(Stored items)
## BEGIN
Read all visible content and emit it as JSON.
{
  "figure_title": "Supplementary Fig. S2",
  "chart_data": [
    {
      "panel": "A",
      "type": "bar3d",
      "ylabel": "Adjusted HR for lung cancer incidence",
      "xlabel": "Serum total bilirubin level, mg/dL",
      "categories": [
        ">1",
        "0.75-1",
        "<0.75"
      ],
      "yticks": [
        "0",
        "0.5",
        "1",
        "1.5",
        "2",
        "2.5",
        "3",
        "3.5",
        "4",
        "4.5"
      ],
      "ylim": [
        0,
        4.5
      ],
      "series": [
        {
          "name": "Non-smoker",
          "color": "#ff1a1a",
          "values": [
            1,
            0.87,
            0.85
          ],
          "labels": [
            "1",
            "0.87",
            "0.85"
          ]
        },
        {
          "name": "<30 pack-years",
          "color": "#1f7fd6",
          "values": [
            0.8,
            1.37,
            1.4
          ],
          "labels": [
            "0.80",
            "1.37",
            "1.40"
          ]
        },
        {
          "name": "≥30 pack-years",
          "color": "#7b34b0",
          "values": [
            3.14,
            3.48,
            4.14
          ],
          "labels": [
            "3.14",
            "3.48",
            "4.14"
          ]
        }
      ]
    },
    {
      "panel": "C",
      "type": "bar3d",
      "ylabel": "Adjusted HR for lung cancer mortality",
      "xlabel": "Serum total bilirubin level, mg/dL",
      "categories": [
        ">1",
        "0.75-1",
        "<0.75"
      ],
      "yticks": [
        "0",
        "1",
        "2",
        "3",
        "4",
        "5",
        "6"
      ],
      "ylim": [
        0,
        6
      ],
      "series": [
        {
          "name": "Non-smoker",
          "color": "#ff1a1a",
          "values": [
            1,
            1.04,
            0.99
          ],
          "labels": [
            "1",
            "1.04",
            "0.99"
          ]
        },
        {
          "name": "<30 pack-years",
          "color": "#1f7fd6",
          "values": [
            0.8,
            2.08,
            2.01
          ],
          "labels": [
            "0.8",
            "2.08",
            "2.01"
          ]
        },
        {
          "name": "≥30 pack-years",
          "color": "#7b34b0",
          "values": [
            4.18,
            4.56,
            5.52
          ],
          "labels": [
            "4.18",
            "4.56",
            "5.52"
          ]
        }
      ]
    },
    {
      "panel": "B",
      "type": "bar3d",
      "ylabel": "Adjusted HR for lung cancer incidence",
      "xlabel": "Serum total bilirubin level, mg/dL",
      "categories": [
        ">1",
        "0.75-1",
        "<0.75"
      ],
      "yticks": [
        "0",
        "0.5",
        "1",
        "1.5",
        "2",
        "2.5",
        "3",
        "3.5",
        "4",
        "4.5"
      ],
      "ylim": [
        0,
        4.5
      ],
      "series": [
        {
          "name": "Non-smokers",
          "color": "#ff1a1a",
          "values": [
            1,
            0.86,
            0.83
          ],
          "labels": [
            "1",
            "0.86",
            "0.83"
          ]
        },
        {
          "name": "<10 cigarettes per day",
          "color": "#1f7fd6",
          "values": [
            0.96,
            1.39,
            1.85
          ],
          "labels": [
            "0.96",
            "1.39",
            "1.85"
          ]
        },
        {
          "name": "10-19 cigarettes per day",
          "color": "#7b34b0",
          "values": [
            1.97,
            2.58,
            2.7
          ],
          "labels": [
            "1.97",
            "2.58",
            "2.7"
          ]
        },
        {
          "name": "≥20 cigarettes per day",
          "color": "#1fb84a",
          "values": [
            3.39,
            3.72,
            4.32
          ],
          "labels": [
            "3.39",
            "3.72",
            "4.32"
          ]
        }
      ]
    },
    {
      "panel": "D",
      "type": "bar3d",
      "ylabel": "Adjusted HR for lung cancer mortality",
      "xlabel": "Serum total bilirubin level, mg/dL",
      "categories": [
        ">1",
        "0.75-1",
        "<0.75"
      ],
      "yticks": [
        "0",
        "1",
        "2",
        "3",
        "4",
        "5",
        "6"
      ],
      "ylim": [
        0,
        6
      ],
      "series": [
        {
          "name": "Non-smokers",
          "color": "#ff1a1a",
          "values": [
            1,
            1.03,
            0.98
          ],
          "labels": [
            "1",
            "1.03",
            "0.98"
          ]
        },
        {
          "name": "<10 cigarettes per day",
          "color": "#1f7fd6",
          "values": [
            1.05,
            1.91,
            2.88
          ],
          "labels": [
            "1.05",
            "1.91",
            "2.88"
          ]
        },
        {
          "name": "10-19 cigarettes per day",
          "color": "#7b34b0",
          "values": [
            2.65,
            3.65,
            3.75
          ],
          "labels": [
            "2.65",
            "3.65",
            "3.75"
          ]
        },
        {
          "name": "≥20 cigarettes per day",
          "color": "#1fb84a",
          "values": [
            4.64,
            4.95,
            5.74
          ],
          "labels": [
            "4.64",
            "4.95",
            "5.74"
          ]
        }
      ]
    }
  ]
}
## END
Written exercise>
Repeat all the entries word for word.

Output of the exercise>
Read all visible content and emit it as JSON.
{
  "figure_title": "Supplementary Fig. S2",
  "chart_data": [
    {
      "panel": "A",
      "type": "bar3d",
      "ylabel": "Adjusted HR for lung cancer incidence",
      "xlabel": "Serum total bilirubin level, mg/dL",
      "categories": [
        ">1",
        "0.75-1",
        "<0.75"
      ],
      "yticks": [
        "0",
        "0.5",
        "1",
        "1.5",
        "2",
        "2.5",
        "3",
        "3.5",
        "4",
        "4.5"
      ],
      "ylim": [
        0,
        4.5
      ],
      "series": [
        {
          "name": "Non-smoker",
          "color": "#ff1a1a",
          "values": [
            1,
            0.87,
            0.85
          ],
          "labels": [
            "1",
            "0.87",
            "0.85"
          ]
        },
        {
          "name": "<30 pack-years",
          "color": "#1f7fd6",
          "values": [
            0.8,
            1.37,
            1.4
          ],
          "labels": [
            "0.80",
            "1.37",
            "1.40"
          ]
        },
        {
          "name": "≥30 pack-years",
          "color": "#7b34b0",
          "values": [
            3.14,
            3.48,
            4.14
          ],
          "labels": [
            "3.14",
            "3.48",
            "4.14"
          ]
        }
      ]
    },
    {
      "panel": "C",
      "type": "bar3d",
      "ylabel": "Adjusted HR for lung cancer mortality",
      "xlabel": "Serum total bilirubin level, mg/dL",
      "categories": [
        ">1",
        "0.75-1",
        "<0.75"
      ],
      "yticks": [
        "0",
        "1",
        "2",
        "3",
        "4",
        "5",
        "6"
      ],
      "ylim": [
        0,
        6
      ],
      "series": [
        {
          "name": "Non-smoker",
          "color": "#ff1a1a",
          "values": [
            1,
            1.04,
            0.99
          ],
          "labels": [
            "1",
            "1.04",
            "0.99"
          ]
        },
        {
          "name": "<30 pack-years",
          "color": "#1f7fd6",
          "values": [
            0.8,
            2.08,
            2.01
          ],
          "labels": [
            "0.8",
            "2.08",
            "2.01"
          ]
        },
        {
          "name": "≥30 pack-years",
          "color": "#7b34b0",
          "values": [
            4.18,
            4.56,
            5.52
          ],
          "labels": [
            "4.18",
            "4.56",
            "5.52"
          ]
        }
      ]
    },
    {
      "panel": "B",
      "type": "bar3d",
      "ylabel": "Adjusted HR for lung cancer incidence",
      "xlabel": "Serum total bilirubin level, mg/dL",
      "categories": [
        ">1",
        "0.75-1",
        "<0.75"
      ],
      "yticks": [
        "0",
        "0.5",
        "1",
        "1.5",
        "2",
        "2.5",
        "3",
        "3.5",
        "4",
        "4.5"
      ],
      "ylim": [
        0,
        4.5
      ],
      "series": [
        {
          "name": "Non-smokers",
          "color": "#ff1a1a",
          "values": [
            1,
            0.86,
            0.83
          ],
          "labels": [
            "1",
            "0.86",
            "0.83"
          ]
        },
        {
          "name": "<10 cigarettes per day",
          "color": "#1f7fd6",
          "values": [
            0.96,
            1.39,
            1.85
          ],
          "labels": [
            "0.96",
            "1.39",
            "1.85"
          ]
        },
        {
          "name": "10-19 cigarettes per day",
          "color": "#7b34b0",
          "values": [
            1.97,
            2.58,
            2.7
          ],
          "labels": [
            "1.97",
            "2.58",
            "2.7"
          ]
        },
        {
          "name": "≥20 cigarettes per day",
          "color": "#1fb84a",
          "values": [
            3.39,
            3.72,
            4.32
          ],
          "labels": [
            "3.39",
            "3.72",
            "4.32"
          ]
        }
      ]
    },
    {
      "panel": "D",
      "type": "bar3d",
      "ylabel": "Adjusted HR for lung cancer mortality",
      "xlabel": "Serum total bilirubin level, mg/dL",
      "categories": [
        ">1",
        "0.75-1",
        "<0.75"
      ],
      "yticks": [
        "0",
        "1",
        "2",
        "3",
        "4",
        "5",
        "6"
      ],
      "ylim": [
        0,
        6
      ],
      "series": [
        {
          "name": "Non-smokers",
          "color": "#ff1a1a",
          "values": [
            1,
            1.03,
            0.98
          ],
          "labels": [
            "1",
            "1.03",
            "0.98"
          ]
        },
        {
          "name": "<10 cigarettes per day",
          "color": "#1f7fd6",
          "values": [
            1.05,
            1.91,
            2.88
          ],
          "labels": [
            "1.05",
            "1.91",
            "2.88"
          ]
        },
        {
          "name": "10-19 cigarettes per day",
          "color": "#7b34b0",
          "values": [
            2.65,
            3.65,
            3.75
          ],
          "labels": [
            "2.65",
            "3.65",
            "3.75"
          ]
        },
        {
          "name": "≥20 cigarettes per day",
          "color": "#1fb84a",
          "values": [
            4.64,
            4.95,
            5.74
          ],
          "labels": [
            "4.64",
            "4.95",
            "5.74"
          ]
        }
      ]
    }
  ]
}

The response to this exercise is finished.